» Description of the task: Separate out the lines that hold "назад".
*** Dataset excerpts
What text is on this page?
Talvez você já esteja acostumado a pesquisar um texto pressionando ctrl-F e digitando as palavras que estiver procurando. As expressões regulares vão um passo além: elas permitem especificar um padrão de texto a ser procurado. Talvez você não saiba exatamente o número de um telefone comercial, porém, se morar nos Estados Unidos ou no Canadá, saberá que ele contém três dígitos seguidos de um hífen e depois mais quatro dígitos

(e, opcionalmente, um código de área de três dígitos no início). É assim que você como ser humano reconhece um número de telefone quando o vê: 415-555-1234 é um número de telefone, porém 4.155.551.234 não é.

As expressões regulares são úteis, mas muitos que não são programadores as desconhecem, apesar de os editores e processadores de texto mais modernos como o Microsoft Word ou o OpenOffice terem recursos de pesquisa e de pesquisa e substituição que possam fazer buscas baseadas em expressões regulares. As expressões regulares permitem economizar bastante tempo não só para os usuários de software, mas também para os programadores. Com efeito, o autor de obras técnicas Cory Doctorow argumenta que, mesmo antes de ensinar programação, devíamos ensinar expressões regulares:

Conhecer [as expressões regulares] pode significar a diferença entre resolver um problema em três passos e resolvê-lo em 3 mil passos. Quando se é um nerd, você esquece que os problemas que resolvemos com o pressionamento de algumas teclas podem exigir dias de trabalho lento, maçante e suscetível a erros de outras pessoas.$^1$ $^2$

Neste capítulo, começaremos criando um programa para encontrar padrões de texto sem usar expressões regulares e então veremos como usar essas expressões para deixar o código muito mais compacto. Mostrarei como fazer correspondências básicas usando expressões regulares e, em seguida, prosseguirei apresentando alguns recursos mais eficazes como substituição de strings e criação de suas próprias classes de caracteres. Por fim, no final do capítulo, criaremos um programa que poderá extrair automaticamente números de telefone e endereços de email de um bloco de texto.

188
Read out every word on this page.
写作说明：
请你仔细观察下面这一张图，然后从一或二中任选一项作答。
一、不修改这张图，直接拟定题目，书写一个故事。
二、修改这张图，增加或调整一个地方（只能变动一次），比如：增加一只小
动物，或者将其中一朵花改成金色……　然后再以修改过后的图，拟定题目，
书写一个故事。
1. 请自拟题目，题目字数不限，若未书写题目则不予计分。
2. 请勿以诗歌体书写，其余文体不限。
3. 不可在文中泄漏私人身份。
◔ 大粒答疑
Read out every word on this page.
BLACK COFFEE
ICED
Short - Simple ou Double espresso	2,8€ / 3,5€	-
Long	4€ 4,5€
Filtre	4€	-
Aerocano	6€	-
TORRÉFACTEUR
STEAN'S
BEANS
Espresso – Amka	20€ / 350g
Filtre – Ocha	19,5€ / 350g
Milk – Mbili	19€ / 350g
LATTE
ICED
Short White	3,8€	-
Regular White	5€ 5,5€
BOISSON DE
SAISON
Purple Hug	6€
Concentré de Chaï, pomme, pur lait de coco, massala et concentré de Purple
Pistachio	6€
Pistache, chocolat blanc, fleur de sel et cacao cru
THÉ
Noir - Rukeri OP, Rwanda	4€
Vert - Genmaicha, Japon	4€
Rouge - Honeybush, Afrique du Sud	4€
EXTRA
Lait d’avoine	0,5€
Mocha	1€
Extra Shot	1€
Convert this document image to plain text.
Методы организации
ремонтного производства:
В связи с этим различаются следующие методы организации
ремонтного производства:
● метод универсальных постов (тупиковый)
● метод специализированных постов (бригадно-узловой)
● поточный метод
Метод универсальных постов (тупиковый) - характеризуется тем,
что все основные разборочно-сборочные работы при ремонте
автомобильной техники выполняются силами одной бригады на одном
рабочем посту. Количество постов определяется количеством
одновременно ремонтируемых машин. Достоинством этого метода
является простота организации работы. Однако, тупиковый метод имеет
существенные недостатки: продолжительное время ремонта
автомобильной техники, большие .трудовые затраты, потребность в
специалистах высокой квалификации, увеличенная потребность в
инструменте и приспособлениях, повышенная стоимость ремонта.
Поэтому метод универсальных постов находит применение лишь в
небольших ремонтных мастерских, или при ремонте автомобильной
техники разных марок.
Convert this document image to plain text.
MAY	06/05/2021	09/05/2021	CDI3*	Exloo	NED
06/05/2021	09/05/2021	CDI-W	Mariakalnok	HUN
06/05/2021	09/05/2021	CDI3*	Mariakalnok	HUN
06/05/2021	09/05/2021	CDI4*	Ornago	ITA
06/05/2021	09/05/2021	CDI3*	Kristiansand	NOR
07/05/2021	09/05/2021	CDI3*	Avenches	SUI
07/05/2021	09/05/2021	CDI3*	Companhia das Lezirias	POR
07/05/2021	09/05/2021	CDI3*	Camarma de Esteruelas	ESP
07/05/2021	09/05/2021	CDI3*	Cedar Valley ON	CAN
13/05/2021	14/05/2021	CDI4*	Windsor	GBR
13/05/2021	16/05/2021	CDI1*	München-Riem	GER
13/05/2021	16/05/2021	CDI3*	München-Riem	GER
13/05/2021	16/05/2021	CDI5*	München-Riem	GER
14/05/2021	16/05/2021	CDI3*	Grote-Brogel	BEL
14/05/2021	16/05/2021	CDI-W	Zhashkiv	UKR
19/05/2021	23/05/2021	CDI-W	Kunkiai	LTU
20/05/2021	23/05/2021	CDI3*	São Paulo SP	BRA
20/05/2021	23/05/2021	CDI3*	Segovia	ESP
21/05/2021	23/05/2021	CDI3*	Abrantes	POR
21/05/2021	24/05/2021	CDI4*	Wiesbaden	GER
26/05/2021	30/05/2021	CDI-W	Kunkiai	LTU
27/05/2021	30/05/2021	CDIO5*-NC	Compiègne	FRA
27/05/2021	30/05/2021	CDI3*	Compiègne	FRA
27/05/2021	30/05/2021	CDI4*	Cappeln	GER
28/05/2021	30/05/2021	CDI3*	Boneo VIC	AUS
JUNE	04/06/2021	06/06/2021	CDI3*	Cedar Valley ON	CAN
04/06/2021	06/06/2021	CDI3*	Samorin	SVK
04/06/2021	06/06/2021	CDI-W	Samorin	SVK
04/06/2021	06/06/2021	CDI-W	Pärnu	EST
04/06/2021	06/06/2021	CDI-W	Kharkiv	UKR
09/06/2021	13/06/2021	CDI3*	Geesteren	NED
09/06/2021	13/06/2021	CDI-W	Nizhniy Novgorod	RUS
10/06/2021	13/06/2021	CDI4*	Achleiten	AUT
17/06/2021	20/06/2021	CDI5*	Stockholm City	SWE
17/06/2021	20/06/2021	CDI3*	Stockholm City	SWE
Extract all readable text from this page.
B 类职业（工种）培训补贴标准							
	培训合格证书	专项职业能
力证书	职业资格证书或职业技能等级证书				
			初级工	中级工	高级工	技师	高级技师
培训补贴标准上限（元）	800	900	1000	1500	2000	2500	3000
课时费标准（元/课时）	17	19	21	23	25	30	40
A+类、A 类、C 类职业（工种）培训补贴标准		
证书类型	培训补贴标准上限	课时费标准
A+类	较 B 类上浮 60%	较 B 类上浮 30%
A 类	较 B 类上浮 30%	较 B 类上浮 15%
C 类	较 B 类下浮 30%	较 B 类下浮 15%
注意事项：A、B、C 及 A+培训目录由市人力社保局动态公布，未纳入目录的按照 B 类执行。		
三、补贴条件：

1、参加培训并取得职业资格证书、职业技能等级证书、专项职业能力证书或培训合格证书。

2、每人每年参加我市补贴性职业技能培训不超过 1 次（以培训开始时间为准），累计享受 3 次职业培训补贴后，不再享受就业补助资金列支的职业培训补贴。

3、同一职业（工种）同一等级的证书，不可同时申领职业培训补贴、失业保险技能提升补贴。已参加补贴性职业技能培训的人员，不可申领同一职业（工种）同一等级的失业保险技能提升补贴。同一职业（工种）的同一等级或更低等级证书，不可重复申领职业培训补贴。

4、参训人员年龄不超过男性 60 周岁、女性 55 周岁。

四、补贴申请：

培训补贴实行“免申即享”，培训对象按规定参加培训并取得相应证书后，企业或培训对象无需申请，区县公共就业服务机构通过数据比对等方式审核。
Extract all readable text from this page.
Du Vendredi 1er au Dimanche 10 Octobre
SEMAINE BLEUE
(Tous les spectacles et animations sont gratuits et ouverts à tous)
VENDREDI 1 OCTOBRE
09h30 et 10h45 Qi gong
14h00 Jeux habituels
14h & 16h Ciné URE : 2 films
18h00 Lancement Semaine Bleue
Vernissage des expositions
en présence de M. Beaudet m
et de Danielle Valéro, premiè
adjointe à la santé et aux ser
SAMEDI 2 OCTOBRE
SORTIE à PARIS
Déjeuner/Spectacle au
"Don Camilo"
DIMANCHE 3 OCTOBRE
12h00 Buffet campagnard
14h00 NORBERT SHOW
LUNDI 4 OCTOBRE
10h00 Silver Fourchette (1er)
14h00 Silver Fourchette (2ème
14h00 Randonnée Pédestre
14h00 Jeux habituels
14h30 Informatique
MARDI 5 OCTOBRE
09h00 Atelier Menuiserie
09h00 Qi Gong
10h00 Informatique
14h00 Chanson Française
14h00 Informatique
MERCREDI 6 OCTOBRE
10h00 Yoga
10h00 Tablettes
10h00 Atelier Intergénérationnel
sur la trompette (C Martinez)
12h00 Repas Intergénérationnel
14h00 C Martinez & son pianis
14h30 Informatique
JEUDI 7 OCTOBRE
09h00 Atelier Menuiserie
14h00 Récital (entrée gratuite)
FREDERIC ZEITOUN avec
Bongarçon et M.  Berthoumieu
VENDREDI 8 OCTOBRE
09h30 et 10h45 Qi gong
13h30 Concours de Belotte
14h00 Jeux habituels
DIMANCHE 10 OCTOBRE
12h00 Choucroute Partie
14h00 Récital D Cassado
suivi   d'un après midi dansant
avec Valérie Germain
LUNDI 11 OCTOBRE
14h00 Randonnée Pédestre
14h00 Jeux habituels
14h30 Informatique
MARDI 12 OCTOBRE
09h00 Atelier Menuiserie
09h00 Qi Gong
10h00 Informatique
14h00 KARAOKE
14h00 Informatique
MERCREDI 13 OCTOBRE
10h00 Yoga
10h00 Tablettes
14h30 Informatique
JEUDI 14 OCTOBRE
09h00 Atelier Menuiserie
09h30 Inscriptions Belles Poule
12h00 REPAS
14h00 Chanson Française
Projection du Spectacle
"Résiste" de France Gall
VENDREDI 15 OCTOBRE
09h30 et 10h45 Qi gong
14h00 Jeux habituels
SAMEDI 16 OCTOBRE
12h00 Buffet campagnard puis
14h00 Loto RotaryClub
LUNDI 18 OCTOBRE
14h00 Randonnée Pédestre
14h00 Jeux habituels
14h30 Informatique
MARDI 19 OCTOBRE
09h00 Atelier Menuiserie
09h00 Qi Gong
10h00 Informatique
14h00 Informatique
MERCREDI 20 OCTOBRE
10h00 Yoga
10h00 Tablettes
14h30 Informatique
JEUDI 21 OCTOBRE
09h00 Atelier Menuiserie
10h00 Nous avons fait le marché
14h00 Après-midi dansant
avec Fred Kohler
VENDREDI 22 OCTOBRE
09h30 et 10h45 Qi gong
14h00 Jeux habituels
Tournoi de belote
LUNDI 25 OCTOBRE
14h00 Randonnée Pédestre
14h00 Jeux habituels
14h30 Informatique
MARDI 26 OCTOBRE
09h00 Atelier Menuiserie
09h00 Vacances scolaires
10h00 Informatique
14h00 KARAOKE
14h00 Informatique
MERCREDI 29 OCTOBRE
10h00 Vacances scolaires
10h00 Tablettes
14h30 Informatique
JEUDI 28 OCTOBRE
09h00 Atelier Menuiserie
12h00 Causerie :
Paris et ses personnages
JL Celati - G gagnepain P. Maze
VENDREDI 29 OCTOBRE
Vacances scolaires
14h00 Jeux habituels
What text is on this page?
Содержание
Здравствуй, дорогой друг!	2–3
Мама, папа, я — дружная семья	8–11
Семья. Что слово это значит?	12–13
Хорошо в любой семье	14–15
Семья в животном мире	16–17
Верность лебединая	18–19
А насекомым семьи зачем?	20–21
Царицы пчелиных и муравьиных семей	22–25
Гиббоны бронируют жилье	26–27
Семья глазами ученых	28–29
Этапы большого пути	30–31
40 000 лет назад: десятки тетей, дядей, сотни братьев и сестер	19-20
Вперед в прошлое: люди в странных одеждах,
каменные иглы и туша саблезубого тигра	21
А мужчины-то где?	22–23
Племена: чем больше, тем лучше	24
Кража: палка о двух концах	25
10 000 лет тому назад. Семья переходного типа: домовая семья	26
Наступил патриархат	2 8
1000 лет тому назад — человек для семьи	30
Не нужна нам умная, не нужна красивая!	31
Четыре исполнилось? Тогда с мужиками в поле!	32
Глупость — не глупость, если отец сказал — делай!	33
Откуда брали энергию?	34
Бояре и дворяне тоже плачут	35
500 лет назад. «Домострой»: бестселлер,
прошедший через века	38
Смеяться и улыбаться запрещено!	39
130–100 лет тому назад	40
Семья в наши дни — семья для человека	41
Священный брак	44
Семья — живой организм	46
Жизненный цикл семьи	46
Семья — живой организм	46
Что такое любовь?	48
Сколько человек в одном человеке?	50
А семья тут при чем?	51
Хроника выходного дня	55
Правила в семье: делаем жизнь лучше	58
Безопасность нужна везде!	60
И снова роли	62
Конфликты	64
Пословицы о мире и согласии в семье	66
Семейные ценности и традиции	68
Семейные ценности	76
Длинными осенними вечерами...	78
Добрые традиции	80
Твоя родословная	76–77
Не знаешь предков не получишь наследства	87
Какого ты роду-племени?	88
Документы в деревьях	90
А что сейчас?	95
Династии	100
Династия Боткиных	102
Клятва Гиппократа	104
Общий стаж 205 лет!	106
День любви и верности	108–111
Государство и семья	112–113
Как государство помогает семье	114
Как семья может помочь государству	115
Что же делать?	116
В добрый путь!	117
******
» Expected answer:
40 000 лет назад: десятки тетей, дядей, сотни братьев и сестер	19-20
10 000 лет тому назад. Семья переходного типа: домовая семья	26
1000 лет тому назад — человек для семьи	30
500 лет назад. «Домострой»: бестселлер,
130–100 лет тому назад	40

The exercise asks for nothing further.